▶ The input
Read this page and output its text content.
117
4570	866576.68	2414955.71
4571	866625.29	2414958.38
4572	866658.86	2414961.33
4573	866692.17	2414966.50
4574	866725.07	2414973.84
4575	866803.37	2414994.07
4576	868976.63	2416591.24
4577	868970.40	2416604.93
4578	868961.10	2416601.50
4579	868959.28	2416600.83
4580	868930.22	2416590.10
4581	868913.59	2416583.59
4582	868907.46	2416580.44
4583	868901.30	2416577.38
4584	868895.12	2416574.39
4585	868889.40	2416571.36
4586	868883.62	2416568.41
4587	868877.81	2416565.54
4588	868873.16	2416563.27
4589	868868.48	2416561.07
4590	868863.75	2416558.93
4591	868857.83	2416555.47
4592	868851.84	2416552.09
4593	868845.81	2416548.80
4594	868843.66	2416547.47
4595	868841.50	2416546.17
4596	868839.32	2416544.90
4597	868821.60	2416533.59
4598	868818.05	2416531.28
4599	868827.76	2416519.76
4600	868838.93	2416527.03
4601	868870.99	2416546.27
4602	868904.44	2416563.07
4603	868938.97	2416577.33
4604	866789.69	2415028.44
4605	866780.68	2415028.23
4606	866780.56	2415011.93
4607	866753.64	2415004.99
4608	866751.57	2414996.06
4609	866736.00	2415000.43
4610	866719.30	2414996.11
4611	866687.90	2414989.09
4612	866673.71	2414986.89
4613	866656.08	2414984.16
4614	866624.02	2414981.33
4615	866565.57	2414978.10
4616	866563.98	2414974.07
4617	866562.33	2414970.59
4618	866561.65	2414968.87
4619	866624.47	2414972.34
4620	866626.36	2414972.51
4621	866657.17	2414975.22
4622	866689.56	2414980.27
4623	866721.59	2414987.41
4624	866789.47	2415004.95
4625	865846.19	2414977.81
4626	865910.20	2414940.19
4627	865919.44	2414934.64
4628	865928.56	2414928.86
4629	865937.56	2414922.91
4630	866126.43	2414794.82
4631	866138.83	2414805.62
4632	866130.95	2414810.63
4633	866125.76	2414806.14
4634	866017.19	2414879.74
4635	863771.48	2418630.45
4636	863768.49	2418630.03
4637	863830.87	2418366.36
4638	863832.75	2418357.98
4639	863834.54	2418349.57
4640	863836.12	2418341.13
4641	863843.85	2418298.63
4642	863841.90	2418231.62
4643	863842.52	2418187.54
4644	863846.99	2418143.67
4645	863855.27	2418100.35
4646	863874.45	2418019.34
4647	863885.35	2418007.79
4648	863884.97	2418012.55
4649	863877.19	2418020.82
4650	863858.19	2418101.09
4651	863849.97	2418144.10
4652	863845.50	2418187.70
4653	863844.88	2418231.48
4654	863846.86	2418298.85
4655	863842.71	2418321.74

--

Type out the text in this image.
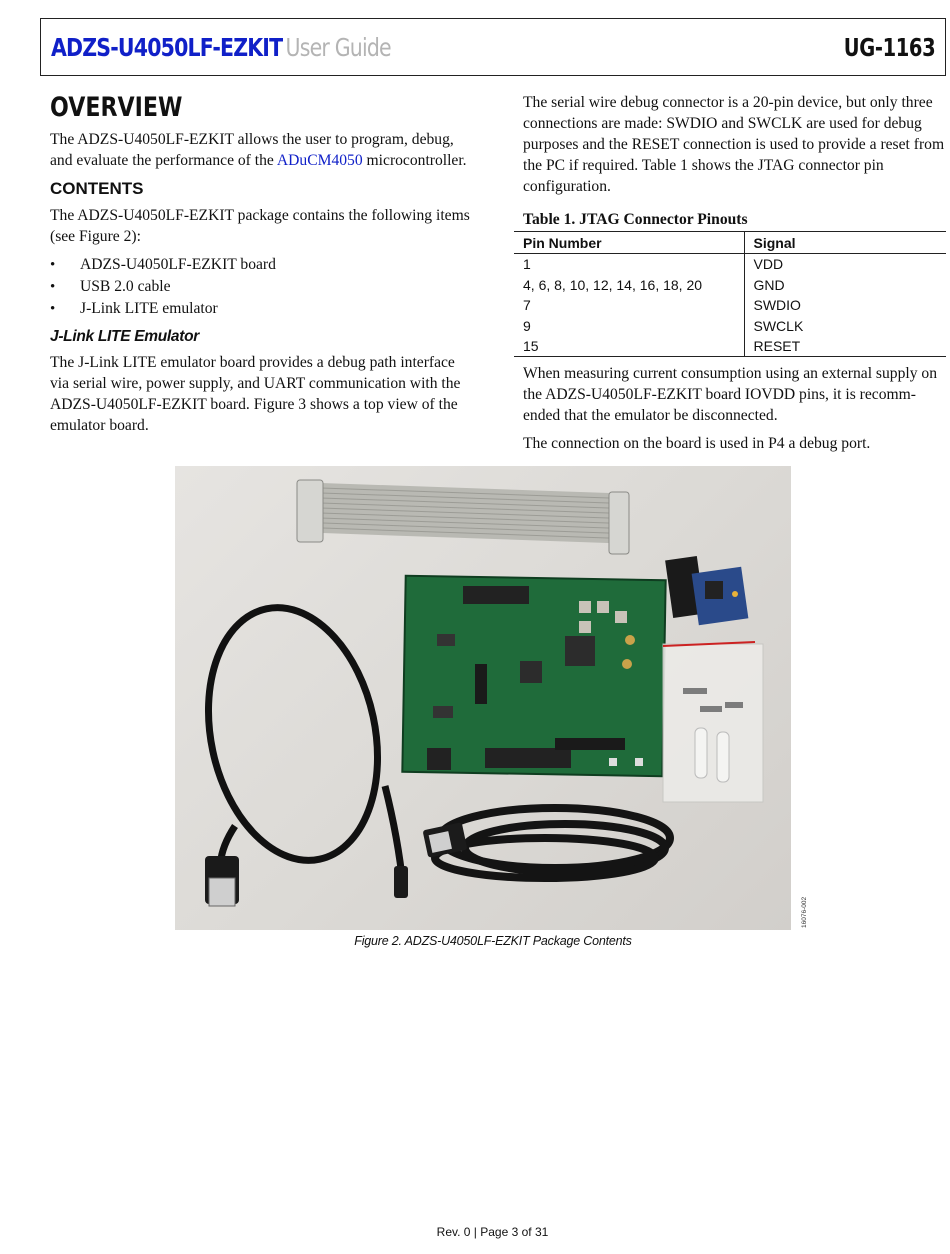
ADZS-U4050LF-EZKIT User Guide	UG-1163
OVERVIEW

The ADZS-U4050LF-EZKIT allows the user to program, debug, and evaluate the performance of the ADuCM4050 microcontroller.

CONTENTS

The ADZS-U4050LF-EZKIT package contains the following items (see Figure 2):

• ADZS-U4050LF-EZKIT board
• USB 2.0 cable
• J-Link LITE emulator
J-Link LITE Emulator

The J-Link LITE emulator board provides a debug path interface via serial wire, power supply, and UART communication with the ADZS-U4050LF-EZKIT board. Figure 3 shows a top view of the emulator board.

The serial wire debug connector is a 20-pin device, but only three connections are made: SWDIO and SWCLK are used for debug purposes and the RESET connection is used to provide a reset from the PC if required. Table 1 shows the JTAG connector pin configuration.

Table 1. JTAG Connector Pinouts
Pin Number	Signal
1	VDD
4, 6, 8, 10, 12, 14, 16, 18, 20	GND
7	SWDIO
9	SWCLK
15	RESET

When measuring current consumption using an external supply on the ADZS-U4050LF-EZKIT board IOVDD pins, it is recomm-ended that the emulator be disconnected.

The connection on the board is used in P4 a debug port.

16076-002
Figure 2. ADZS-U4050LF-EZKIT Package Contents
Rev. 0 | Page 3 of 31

---

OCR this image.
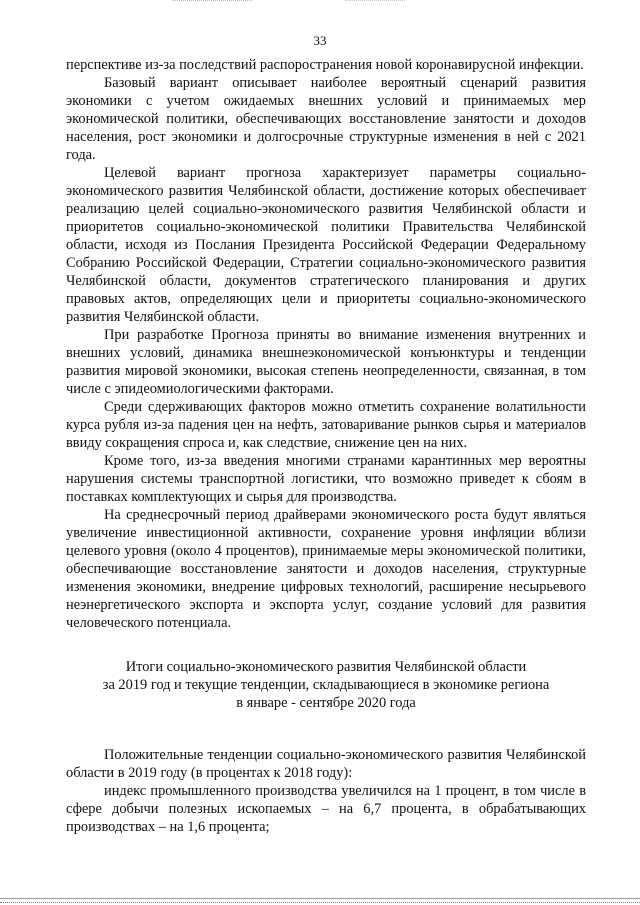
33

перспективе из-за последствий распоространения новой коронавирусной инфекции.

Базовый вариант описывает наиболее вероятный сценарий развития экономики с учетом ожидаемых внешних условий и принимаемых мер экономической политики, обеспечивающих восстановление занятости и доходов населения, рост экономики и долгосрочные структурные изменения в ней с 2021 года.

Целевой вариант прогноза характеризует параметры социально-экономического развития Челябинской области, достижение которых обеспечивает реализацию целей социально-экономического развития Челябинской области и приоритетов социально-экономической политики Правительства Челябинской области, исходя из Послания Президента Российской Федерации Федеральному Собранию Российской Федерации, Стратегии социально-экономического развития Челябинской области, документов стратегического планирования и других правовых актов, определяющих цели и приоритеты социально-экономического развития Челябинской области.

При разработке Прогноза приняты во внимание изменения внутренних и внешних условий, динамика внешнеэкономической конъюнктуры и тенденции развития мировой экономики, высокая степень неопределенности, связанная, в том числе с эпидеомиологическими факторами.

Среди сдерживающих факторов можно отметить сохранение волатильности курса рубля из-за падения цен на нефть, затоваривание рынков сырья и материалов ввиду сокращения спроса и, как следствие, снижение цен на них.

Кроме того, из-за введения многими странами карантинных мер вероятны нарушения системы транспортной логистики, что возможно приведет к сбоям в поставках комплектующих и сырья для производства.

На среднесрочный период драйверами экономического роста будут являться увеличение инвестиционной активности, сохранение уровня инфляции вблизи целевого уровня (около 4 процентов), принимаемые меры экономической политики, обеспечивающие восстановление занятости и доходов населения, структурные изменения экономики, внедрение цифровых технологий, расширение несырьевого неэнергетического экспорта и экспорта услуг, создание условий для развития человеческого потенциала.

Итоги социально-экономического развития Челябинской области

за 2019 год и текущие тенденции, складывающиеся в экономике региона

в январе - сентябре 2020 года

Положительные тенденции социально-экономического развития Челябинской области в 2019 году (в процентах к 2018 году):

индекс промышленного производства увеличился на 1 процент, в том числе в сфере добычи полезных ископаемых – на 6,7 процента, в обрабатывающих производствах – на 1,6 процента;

▶ Written instruction
Check each line of the records above for the string "населения", and report every line that has it.

▶ Task result
Базовый вариант описывает наиболее вероятный сценарий развития экономики с учетом ожидаемых внешних условий и принимаемых мер экономической политики, обеспечивающих восстановление занятости и доходов населения, рост экономики и долгосрочные структурные изменения в ней с 2021 года.
На среднесрочный период драйверами экономического роста будут являться увеличение инвестиционной активности, сохранение уровня инфляции вблизи целевого уровня (около 4 процентов), принимаемые меры экономической политики, обеспечивающие восстановление занятости и доходов населения, структурные изменения экономики, внедрение цифровых технологий, расширение несырьевого неэнергетического экспорта и экспорта услуг, создание условий для развития человеческого потенциала.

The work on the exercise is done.